==== DATASET EXTRACT ====
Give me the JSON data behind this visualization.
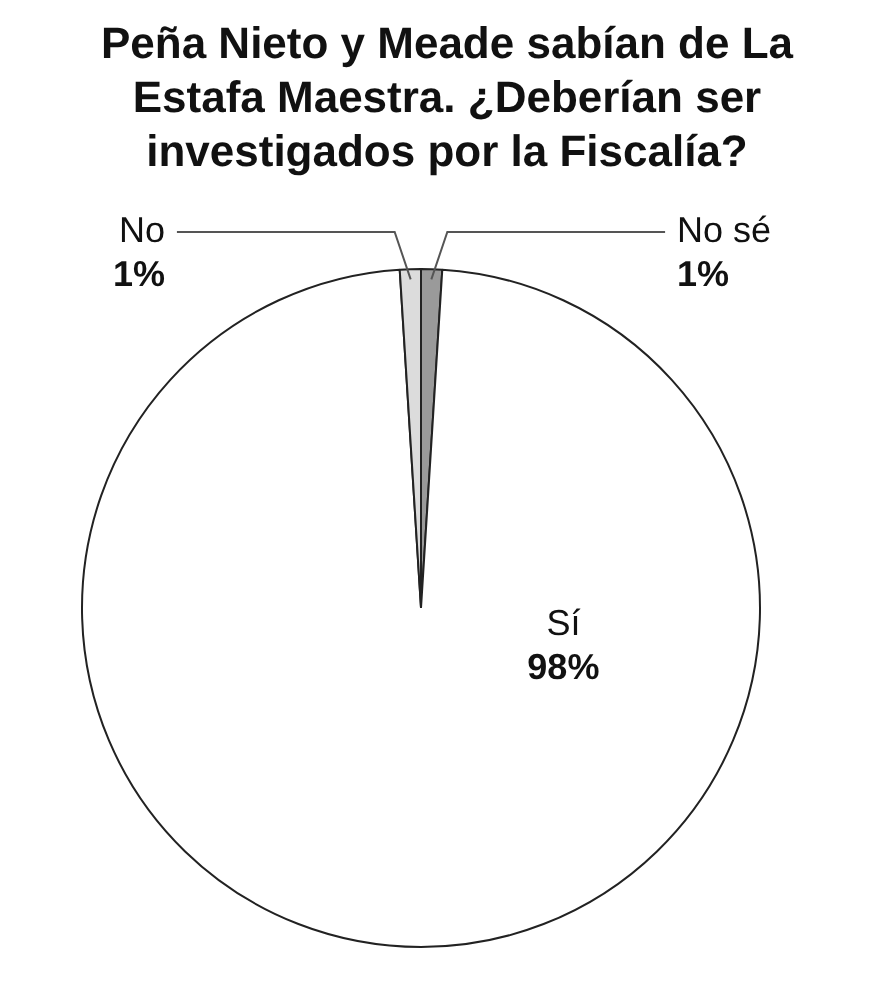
{
  "chart_data": {
    "type": "pie",
    "title": "Peña Nieto y Meade sabían de La Estafa Maestra. ¿Deberían ser investigados por la Fiscalía?",
    "categories": [
      "No sé",
      "Sí",
      "No"
    ],
    "values": [
      1,
      98,
      1
    ],
    "value_labels": [
      "1%",
      "98%",
      "1%"
    ],
    "colors": [
      "#9a9a9a",
      "#ffffff",
      "#dcdcdc"
    ],
    "legend": false
  }
}
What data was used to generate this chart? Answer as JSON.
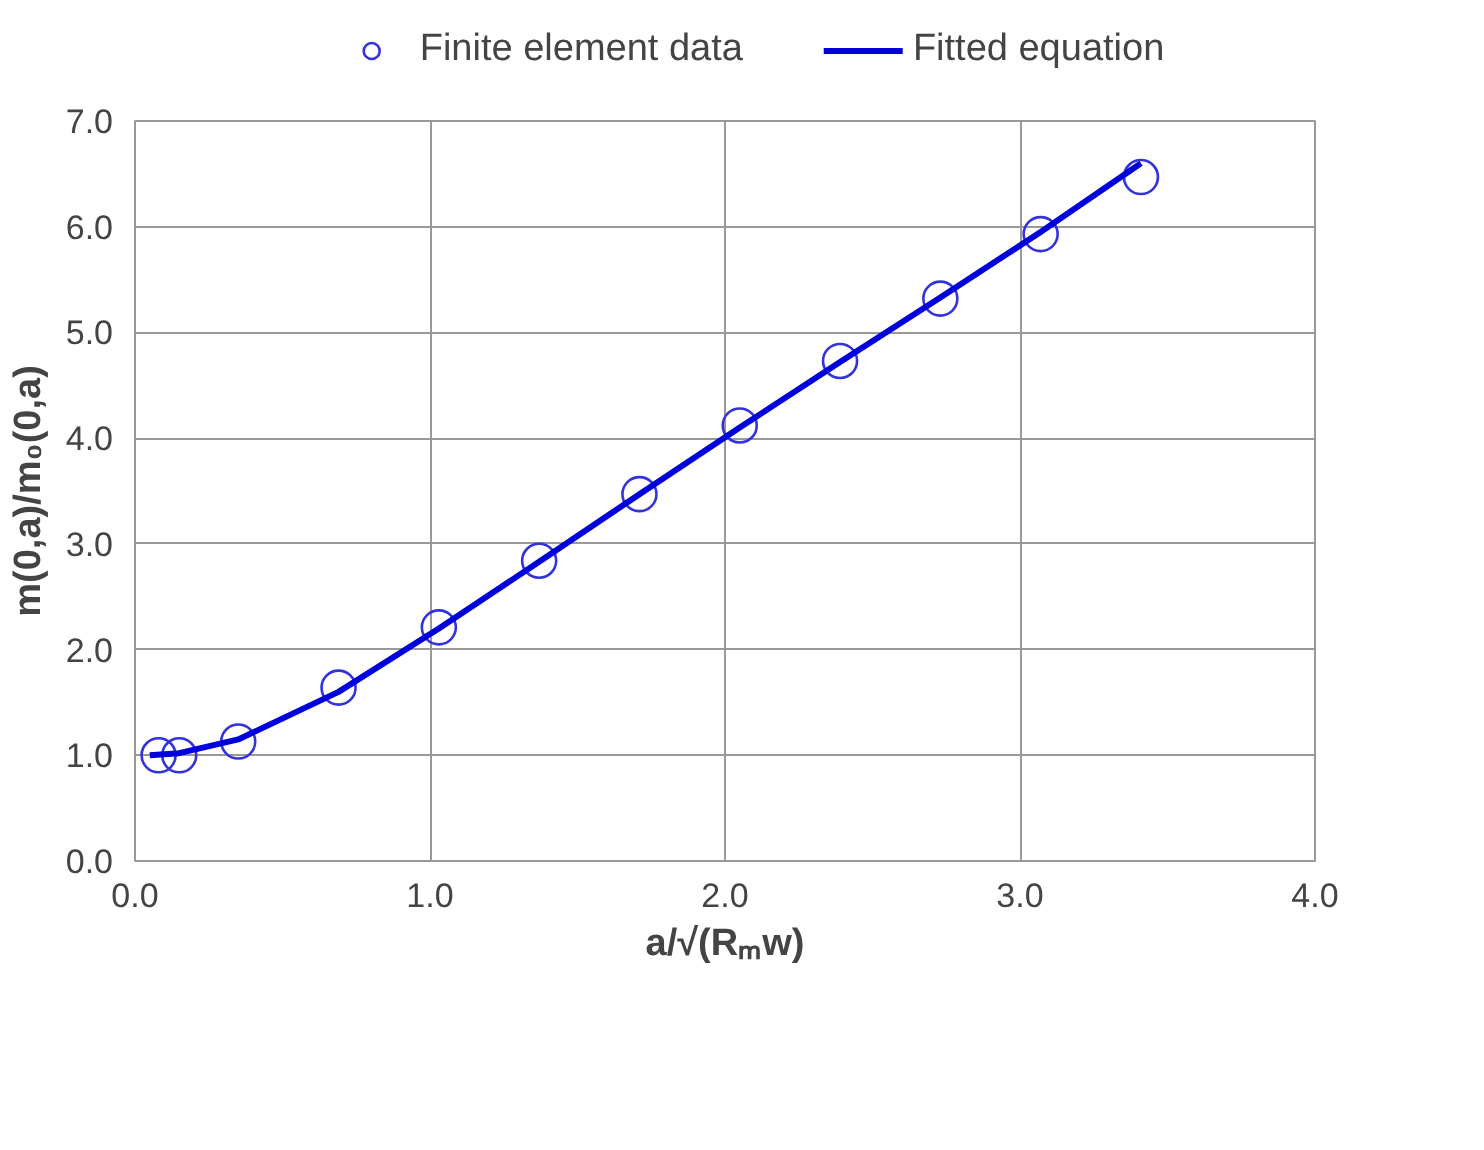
{
  "chart_data": {
    "type": "line",
    "xlabel": "a/√(Rₘw)",
    "ylabel": "m(0,a)/m₀(0,a)",
    "xlim": [
      0,
      4
    ],
    "ylim": [
      0,
      7
    ],
    "xticks": [
      {
        "value": 0,
        "label": "0.0"
      },
      {
        "value": 1,
        "label": "1.0"
      },
      {
        "value": 2,
        "label": "2.0"
      },
      {
        "value": 3,
        "label": "3.0"
      },
      {
        "value": 4,
        "label": "4.0"
      }
    ],
    "yticks": [
      {
        "value": 0,
        "label": "0.0"
      },
      {
        "value": 1,
        "label": "1.0"
      },
      {
        "value": 2,
        "label": "2.0"
      },
      {
        "value": 3,
        "label": "3.0"
      },
      {
        "value": 4,
        "label": "4.0"
      },
      {
        "value": 5,
        "label": "5.0"
      },
      {
        "value": 6,
        "label": "6.0"
      },
      {
        "value": 7,
        "label": "7.0"
      }
    ],
    "grid": true,
    "legend": "top",
    "series": [
      {
        "name": "Finite element data",
        "type": "scatter",
        "marker": "circle",
        "color": "#3333dd",
        "x": [
          0.08,
          0.15,
          0.35,
          0.69,
          1.03,
          1.37,
          1.71,
          2.05,
          2.39,
          2.73,
          3.07,
          3.41
        ],
        "values": [
          1.0,
          1.0,
          1.13,
          1.64,
          2.21,
          2.84,
          3.47,
          4.12,
          4.73,
          5.32,
          5.93,
          6.47
        ]
      },
      {
        "name": "Fitted equation",
        "color": "#0000dd",
        "x": [
          0.05,
          0.15,
          0.35,
          0.69,
          1.03,
          1.37,
          1.71,
          2.05,
          2.39,
          2.73,
          3.07,
          3.41
        ],
        "values": [
          1.0,
          1.02,
          1.15,
          1.6,
          2.2,
          2.83,
          3.47,
          4.1,
          4.72,
          5.33,
          5.95,
          6.6
        ]
      }
    ]
  }
}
====
§ PROBLEM: Using the entries above, return each line that includes the word "JSON".

§ TASK OUTPUT:
Give me the JSON data behind this visualization.
What data was used to generate this chart? Answer as JSON.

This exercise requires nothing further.